╔══

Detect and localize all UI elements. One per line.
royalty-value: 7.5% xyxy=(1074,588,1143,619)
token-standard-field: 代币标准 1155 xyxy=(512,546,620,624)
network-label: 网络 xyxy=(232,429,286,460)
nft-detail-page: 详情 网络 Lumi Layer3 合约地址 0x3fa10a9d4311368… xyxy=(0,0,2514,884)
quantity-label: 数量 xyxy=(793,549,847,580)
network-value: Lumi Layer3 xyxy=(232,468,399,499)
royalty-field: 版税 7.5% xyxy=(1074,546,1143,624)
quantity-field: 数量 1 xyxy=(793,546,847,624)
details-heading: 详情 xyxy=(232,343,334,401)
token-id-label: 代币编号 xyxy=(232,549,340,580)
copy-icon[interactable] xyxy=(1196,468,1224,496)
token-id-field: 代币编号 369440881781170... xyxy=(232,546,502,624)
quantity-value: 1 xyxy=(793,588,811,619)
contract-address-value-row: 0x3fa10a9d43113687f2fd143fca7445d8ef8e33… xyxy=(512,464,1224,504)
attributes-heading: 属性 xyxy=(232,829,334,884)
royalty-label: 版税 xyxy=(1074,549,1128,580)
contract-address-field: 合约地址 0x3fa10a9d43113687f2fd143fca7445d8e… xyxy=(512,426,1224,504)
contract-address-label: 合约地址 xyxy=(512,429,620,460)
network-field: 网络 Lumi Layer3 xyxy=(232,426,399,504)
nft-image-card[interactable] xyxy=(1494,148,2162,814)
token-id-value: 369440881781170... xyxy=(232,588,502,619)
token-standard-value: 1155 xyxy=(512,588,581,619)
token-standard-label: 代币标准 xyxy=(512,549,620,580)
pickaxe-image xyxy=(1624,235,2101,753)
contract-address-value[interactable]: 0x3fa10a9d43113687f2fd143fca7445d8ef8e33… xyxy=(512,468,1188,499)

╚══
╔══

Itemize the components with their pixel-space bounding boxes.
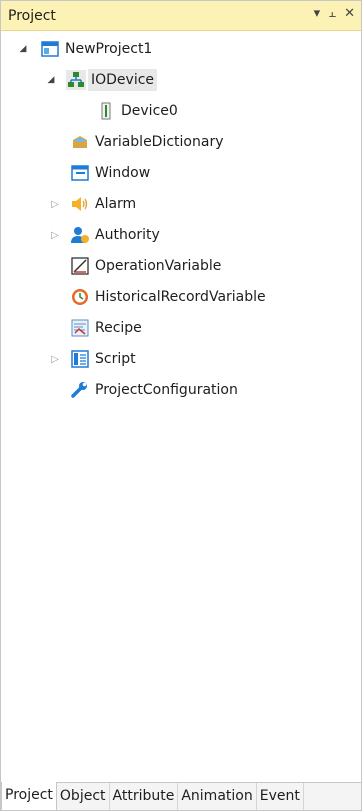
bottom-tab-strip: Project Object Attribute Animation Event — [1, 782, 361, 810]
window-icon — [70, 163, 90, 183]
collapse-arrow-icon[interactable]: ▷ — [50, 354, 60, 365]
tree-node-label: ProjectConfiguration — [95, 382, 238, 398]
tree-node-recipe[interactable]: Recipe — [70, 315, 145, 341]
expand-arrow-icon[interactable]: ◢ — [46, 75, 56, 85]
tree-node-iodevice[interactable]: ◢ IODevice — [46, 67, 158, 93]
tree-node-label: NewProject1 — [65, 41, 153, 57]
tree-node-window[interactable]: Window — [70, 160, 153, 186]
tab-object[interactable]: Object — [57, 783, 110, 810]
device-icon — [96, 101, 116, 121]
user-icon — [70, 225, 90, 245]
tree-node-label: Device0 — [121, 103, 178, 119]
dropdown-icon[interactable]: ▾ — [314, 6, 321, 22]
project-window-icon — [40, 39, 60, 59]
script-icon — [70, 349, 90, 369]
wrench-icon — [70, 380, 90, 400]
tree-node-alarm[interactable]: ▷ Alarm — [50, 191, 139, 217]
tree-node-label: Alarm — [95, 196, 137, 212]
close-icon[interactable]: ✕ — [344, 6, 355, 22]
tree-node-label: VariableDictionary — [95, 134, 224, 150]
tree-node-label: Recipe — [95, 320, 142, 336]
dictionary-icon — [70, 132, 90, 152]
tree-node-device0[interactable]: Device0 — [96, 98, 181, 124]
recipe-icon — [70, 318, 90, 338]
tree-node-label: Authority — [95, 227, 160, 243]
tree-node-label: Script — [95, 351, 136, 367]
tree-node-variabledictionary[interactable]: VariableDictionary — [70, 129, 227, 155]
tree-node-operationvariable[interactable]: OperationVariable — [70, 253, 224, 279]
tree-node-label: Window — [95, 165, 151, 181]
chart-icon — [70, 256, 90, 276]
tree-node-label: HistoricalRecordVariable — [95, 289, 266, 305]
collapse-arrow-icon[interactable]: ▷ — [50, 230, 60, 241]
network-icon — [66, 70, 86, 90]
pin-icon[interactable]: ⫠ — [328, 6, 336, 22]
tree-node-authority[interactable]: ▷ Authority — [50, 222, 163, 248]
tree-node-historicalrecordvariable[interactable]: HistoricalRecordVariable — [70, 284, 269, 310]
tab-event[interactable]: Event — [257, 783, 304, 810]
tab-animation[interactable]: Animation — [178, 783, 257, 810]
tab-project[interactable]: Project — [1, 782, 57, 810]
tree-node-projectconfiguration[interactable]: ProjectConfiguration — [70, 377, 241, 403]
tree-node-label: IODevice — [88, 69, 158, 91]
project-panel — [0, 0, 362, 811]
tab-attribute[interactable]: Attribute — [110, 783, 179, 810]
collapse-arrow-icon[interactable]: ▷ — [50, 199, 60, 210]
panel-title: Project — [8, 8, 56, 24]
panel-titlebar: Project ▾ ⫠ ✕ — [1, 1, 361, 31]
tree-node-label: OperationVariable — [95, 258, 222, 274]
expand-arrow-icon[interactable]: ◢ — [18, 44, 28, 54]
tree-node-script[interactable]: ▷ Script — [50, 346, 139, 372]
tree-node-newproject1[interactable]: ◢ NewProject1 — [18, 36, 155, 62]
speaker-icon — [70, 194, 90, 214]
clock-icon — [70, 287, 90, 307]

╚══

**TASK OBJECTIVE**
From the lines above, keep only those containing the string "panel", and copy each one.

**RESULT OF THIS EXERCISE**
project-panel — [0, 0, 362, 811]
panel-title: Project — [8, 8, 56, 24]
panel-titlebar: Project ▾ ⫠ ✕ — [1, 1, 361, 31]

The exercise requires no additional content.